• _EXERCISE DETAILS_: List each line of the data that holds the word "JSON".

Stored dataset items

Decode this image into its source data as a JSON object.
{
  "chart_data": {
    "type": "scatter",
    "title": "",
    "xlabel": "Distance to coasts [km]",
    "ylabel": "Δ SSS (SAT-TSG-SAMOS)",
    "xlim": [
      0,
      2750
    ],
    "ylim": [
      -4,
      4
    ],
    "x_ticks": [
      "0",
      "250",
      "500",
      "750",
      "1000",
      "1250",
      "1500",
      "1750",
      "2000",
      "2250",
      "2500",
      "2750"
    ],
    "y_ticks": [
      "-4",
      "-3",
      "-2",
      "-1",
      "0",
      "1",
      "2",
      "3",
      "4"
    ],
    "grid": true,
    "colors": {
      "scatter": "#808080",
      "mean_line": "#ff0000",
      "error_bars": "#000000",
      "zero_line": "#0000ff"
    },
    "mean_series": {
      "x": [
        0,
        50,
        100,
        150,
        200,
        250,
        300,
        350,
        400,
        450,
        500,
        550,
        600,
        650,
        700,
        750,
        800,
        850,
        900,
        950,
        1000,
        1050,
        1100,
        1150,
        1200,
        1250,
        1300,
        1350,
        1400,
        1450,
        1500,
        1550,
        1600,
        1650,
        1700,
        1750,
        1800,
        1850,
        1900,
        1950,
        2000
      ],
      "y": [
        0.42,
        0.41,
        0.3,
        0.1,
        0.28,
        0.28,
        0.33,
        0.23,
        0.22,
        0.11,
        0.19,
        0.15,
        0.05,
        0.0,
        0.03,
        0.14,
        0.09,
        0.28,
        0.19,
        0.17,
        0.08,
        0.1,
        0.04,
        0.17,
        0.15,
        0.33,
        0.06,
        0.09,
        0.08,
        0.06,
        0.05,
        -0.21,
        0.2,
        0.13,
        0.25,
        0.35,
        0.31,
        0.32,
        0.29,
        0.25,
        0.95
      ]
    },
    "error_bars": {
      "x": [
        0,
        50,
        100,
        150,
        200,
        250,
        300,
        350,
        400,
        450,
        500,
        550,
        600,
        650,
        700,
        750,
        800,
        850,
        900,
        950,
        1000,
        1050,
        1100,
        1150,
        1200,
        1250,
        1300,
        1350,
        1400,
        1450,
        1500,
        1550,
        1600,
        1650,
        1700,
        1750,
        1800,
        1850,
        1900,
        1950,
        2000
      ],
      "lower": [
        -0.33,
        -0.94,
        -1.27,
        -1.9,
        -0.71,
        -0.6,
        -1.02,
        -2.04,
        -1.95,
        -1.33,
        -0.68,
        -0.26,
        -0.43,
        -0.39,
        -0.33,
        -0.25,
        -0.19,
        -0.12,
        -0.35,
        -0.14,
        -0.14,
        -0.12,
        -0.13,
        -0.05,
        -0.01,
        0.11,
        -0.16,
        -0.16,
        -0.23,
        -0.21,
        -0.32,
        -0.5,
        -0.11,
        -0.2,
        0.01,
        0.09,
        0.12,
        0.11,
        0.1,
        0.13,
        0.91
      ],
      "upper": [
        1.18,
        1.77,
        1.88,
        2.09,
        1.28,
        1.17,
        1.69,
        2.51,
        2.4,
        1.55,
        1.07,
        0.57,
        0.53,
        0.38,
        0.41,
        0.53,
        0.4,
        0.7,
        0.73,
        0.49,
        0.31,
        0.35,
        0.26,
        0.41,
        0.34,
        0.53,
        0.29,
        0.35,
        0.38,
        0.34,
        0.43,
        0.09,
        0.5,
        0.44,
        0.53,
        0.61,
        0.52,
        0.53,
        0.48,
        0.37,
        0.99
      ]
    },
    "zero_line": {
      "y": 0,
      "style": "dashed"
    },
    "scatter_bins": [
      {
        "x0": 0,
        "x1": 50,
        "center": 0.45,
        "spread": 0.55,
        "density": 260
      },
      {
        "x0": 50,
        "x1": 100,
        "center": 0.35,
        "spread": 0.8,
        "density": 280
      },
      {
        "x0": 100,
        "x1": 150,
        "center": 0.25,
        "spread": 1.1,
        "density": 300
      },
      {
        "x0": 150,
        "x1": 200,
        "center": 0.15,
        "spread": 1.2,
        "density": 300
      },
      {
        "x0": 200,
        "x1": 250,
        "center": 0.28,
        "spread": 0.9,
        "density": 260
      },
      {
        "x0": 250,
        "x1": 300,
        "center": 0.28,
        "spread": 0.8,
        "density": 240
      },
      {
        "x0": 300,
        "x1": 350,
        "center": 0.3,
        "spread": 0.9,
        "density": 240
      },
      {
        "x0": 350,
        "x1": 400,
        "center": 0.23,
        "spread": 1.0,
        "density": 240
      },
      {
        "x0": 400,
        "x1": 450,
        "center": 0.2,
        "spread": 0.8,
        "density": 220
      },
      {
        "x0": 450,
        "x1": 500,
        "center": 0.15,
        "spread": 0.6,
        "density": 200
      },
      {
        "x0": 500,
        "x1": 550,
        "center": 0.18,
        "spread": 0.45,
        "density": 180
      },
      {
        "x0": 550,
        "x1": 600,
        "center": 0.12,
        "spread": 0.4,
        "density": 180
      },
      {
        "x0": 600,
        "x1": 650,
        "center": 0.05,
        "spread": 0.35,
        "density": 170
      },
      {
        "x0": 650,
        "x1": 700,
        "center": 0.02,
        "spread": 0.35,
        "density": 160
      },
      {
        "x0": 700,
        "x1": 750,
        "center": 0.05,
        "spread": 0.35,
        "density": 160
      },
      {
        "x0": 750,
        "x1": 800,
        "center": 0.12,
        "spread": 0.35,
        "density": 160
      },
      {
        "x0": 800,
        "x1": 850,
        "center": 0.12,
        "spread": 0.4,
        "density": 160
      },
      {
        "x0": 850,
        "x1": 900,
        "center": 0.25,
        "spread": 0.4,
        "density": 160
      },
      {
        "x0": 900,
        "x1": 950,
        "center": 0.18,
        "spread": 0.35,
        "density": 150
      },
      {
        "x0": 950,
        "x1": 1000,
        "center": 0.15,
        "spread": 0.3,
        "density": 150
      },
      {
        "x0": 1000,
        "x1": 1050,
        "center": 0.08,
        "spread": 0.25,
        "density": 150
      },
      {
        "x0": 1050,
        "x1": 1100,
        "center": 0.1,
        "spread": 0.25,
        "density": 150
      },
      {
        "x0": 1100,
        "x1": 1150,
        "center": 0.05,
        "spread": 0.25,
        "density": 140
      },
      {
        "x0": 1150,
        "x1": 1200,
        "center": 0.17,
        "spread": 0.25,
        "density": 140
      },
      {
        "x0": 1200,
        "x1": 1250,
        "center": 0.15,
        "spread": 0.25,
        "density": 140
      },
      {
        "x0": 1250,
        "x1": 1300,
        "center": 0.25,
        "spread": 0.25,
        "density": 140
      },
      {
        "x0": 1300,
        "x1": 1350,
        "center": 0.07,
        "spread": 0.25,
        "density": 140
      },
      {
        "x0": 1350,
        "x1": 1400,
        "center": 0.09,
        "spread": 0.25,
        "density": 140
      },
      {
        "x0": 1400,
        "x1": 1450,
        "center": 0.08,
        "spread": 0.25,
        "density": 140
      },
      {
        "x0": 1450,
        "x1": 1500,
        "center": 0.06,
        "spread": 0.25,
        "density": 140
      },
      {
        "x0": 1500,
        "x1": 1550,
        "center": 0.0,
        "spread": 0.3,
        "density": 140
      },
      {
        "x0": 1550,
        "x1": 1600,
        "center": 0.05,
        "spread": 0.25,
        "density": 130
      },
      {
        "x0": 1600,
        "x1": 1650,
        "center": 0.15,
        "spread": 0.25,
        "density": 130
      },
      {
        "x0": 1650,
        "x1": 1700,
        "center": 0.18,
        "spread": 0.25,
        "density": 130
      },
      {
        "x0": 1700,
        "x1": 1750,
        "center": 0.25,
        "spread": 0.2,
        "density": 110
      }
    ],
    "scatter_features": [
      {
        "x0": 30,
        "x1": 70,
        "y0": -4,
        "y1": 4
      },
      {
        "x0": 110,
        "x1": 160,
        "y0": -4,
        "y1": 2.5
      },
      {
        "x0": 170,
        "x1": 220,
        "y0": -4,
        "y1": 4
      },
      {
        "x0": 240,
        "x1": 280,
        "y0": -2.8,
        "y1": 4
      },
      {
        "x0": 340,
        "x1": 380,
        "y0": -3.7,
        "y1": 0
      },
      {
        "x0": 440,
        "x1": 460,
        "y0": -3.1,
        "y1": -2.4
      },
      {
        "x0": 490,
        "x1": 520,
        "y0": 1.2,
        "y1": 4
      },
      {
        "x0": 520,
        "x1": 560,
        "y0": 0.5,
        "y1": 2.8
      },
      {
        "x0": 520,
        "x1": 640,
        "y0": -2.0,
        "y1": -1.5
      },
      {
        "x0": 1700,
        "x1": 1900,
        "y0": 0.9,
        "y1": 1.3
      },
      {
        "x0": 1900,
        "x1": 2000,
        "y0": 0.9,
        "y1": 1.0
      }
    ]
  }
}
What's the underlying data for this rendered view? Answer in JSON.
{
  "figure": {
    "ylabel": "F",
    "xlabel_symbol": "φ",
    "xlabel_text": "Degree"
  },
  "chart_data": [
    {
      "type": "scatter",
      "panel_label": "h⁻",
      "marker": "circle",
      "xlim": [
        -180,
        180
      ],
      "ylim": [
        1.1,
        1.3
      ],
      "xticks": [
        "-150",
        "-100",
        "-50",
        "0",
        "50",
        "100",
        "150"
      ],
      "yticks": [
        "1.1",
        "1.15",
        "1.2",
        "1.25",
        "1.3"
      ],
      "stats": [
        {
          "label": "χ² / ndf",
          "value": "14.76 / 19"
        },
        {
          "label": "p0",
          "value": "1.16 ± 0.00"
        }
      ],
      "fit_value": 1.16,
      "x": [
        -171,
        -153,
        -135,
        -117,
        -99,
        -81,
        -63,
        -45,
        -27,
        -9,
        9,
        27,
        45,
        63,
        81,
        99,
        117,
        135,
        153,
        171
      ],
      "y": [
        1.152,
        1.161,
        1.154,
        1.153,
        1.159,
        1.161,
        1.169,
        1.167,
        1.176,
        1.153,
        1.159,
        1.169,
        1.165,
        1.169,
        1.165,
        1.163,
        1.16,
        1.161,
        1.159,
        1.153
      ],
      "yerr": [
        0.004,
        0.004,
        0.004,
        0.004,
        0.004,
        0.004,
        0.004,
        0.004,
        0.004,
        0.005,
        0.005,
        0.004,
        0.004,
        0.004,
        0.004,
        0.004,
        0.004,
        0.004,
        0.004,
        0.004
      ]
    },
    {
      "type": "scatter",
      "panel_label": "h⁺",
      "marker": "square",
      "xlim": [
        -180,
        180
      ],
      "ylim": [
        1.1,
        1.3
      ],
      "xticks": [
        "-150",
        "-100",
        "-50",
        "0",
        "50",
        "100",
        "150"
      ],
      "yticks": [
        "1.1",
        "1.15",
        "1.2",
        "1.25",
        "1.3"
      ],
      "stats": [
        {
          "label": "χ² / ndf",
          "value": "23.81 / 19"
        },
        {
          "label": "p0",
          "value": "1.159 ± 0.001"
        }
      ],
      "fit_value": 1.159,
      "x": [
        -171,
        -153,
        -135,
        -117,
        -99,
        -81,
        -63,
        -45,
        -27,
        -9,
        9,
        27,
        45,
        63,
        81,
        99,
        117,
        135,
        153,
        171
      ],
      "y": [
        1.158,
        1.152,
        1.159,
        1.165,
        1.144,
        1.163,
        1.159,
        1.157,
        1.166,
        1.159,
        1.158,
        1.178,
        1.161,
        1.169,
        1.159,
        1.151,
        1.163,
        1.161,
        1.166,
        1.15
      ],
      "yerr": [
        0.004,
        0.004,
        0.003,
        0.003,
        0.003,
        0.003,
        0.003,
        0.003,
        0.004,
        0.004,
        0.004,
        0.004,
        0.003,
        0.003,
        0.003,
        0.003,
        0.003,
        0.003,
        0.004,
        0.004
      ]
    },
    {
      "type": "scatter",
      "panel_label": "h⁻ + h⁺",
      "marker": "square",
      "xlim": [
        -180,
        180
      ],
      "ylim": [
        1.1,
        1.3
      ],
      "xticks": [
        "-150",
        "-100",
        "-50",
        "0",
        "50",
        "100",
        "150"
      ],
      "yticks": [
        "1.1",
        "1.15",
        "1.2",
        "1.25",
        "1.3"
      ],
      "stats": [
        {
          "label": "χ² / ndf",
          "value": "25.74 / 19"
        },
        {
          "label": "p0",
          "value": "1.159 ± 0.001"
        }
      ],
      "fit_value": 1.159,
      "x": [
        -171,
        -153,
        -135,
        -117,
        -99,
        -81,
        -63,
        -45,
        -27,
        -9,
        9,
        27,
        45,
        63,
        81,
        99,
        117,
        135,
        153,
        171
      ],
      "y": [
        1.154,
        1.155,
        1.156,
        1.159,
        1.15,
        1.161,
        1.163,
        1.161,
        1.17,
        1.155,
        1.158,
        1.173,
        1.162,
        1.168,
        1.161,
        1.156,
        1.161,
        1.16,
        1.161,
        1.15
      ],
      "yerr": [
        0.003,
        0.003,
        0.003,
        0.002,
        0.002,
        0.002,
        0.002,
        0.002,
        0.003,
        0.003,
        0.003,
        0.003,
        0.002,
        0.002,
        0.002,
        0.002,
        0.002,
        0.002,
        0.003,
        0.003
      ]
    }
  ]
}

• _TASK OUTPUT_:
Decode this image into its source data as a JSON object.
What's the underlying data for this rendered view? Answer in JSON.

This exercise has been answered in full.